### WHAT YOU ARE ASKED TO DO:
Transcribe the stretch of the article on forex trading from "sure-fire-ways" through "period of time.".

### EXTRACT PROVIDED:
7 Surefire Signs That You’ll Never Be Successful Trading Forex

sure-fire-ways

Get this: only 6 percent of people who attempt to become professional traders actually succeed, and yet more than 50 percent are right on the money most of the time.

These are some pretty staggering numbers if you really think about it. It shows just how far fetch trading for a living is possible for most people with unrealistic expectation to master trading in a relatively short period of time.

The interesting thing is that one of the top challenges across the trading environment is capital preservation. In fact, traders were right about the trend direction more than half of the time but lost over 70 percent of their capital on their losing trades.

Whether you chalk it up to a lack of right tools, the incessant need to “be right about the market” or any other reason, this an issue that needs to be addressed.

We need to ask and answer the critical question: What is stopping us from becoming successful with Forex?

I haven’t figured out the key to success, but I can tell you the surefire signs that you’ll never be successful trading forex and how you can avoid being destined to fail.

(Records of where elements appear)
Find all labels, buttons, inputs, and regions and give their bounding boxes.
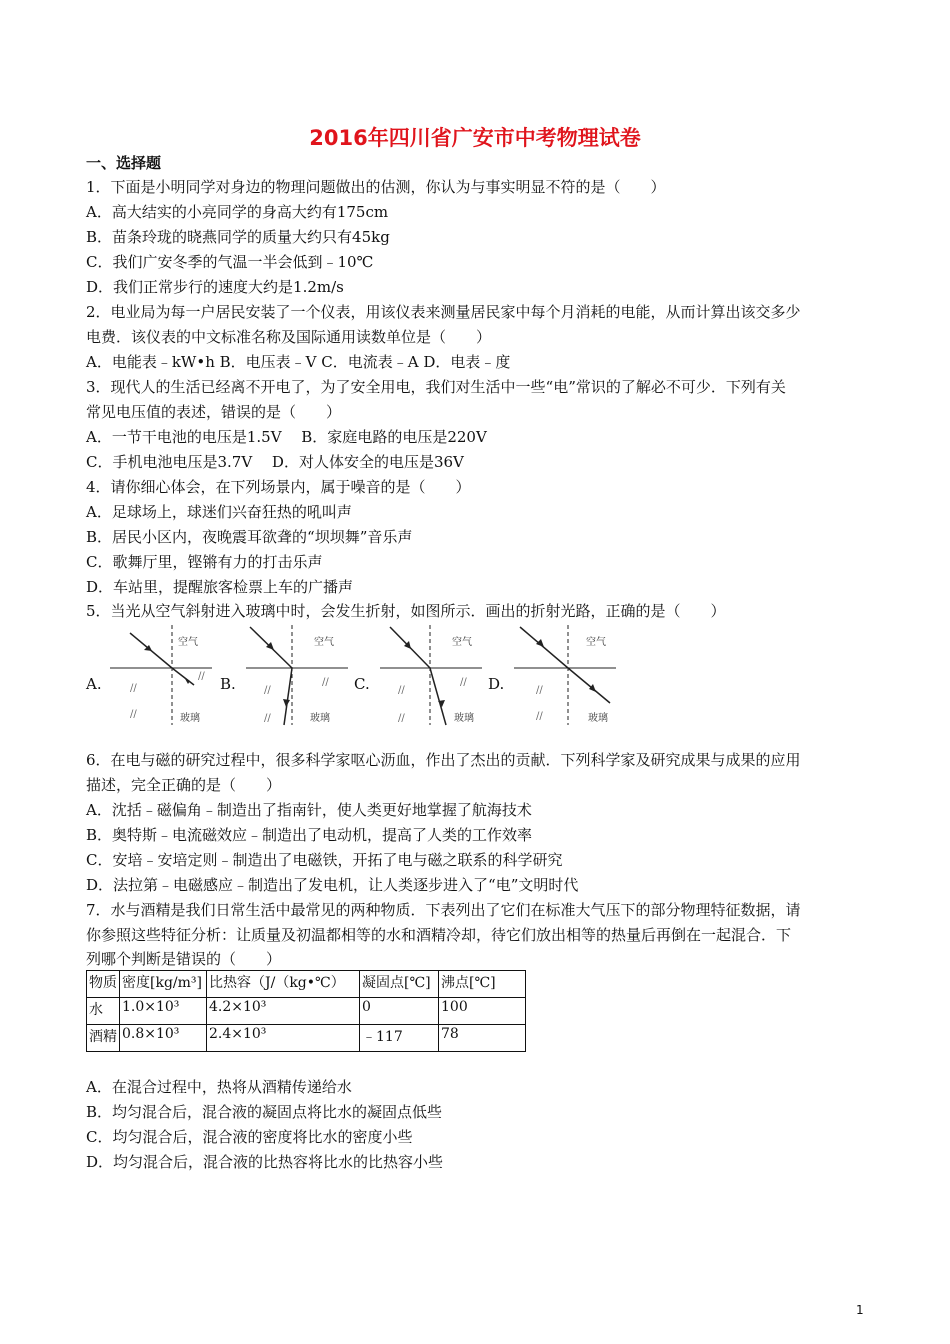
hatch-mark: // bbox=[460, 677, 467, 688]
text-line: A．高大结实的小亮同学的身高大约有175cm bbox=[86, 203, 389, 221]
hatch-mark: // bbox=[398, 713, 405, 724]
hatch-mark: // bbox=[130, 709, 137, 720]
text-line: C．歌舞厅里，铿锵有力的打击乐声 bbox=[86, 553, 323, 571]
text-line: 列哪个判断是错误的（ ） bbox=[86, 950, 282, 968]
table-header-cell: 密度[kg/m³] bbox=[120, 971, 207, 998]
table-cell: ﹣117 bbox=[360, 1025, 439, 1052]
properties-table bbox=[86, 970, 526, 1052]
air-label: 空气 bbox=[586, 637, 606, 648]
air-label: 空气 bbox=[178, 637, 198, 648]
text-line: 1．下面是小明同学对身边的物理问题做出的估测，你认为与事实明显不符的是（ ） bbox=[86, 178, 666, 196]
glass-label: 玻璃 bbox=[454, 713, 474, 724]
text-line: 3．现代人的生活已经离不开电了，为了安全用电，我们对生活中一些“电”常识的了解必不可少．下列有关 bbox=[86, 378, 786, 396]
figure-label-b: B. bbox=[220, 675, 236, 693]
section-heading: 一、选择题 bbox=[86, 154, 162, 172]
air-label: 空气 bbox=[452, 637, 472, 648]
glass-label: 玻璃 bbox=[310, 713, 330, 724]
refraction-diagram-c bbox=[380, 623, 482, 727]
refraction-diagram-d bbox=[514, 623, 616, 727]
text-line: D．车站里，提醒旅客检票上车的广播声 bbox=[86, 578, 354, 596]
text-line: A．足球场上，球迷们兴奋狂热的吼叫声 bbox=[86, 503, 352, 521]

### ANSWER BELOW:
sure-fire-ways

Get this: only 6 percent of people who attempt to become professional traders actually succeed, and yet more than 50 percent are right on the money most of the time.

These are some pretty staggering numbers if you really think about it. It shows just how far fetch trading for a living is possible for most people with unrealistic expectation to master trading in a relatively short period of time.